Collected data entries -

** BEGIN **

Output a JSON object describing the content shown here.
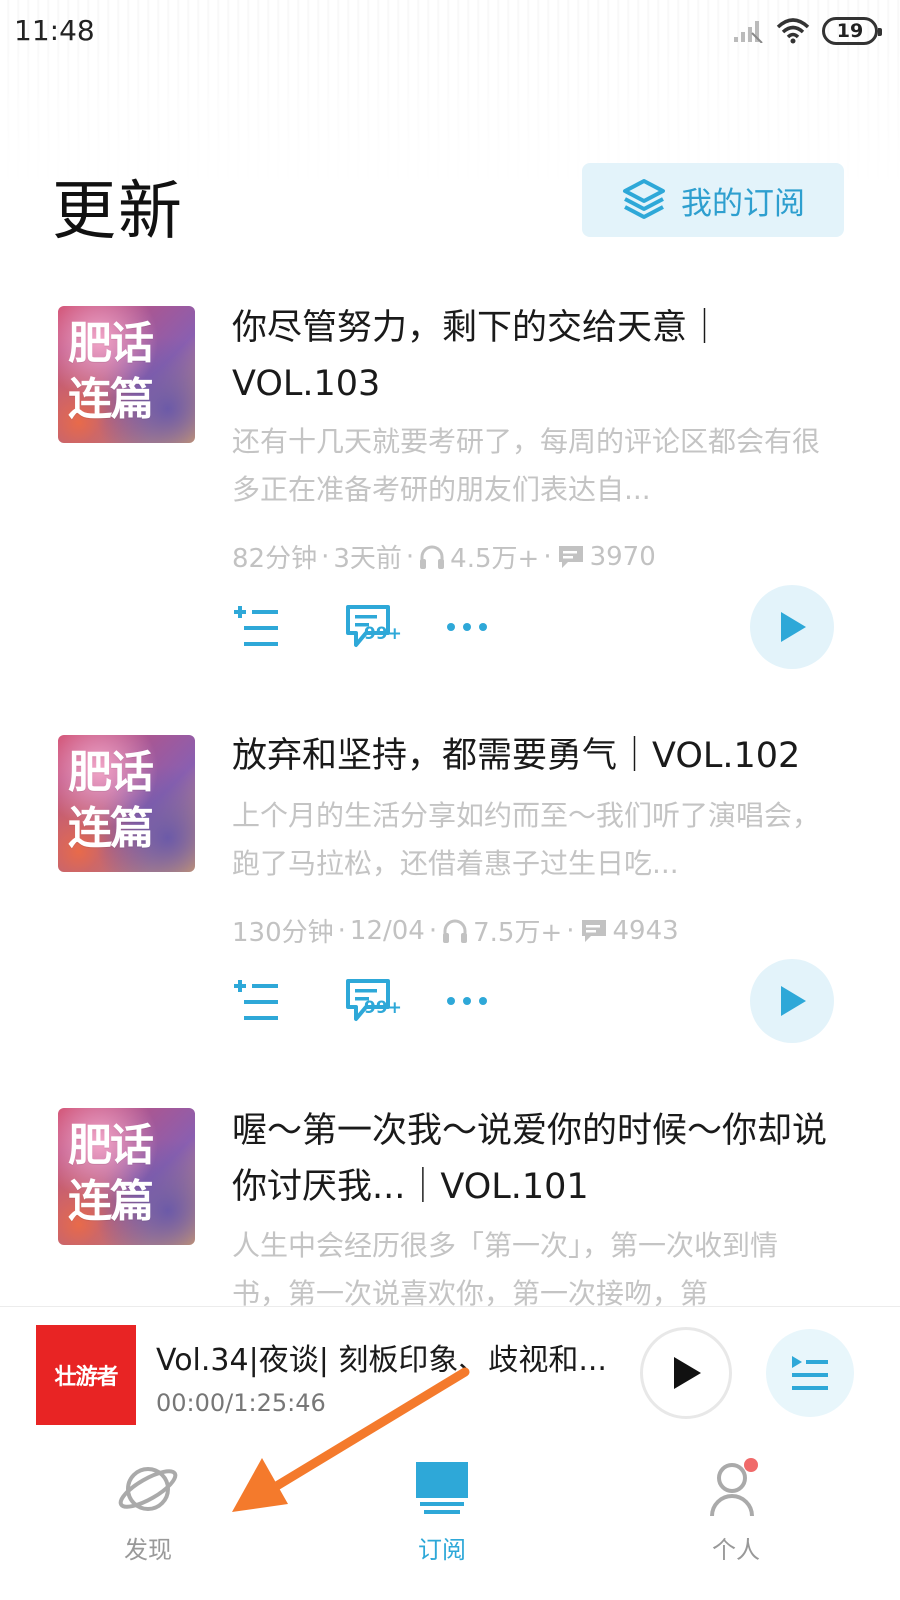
{
  "status_bar": {
    "time": "11:48",
    "battery": "19"
  },
  "header": {
    "title": "更新",
    "subscribe_button": "我的订阅"
  },
  "episodes": [
    {
      "cover_text": "肥话连篇",
      "title": "你尽管努力，剩下的交给天意｜VOL.103",
      "description": "还有十几天就要考研了，每周的评论区都会有很多正在准备考研的朋友们表达自...",
      "duration": "82分钟",
      "date": "3天前",
      "plays": "4.5万+",
      "comments": "3970",
      "comment_badge": "99+"
    },
    {
      "cover_text": "肥话连篇",
      "title": "放弃和坚持，都需要勇气｜VOL.102",
      "description": "上个月的生活分享如约而至～我们听了演唱会，跑了马拉松，还借着惠子过生日吃...",
      "duration": "130分钟",
      "date": "12/04",
      "plays": "7.5万+",
      "comments": "4943",
      "comment_badge": "99+"
    },
    {
      "cover_text": "肥话连篇",
      "title": "喔～第一次我～说爱你的时候～你却说你讨厌我...｜VOL.101",
      "description": "人生中会经历很多「第一次」，第一次收到情书，第一次说喜欢你，第一次接吻，第"
    }
  ],
  "mini_player": {
    "cover_text": "壮游者",
    "title": "Vol.34|夜谈| 刻板印象、歧视和...",
    "time": "00:00/1:25:46"
  },
  "tabs": [
    {
      "label": "发现"
    },
    {
      "label": "订阅"
    },
    {
      "label": "个人"
    }
  ],
  "colors": {
    "accent": "#2ea8d8",
    "annotation_arrow": "#f47a2c"
  }
}
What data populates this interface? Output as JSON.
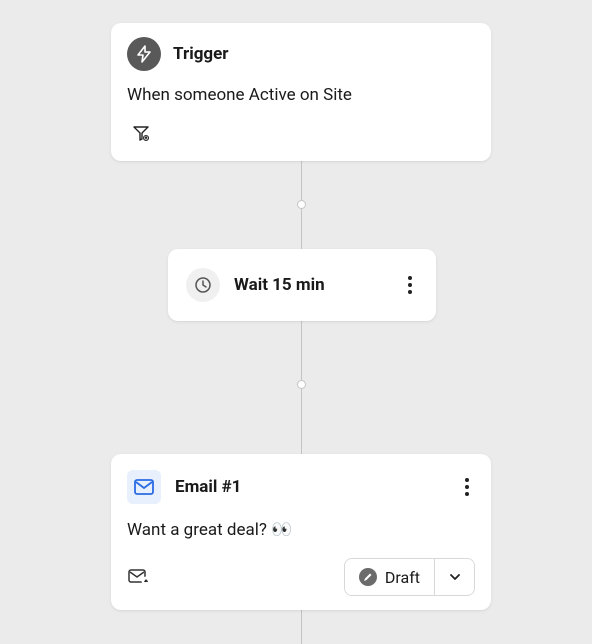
{
  "trigger": {
    "title": "Trigger",
    "description": "When someone Active on Site"
  },
  "wait": {
    "label": "Wait 15 min"
  },
  "email": {
    "title": "Email #1",
    "subject": "Want a great deal? 👀",
    "status_label": "Draft"
  }
}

** END **

Tally up the lines in the records containing the word "Output", then give the count and nothing else.

2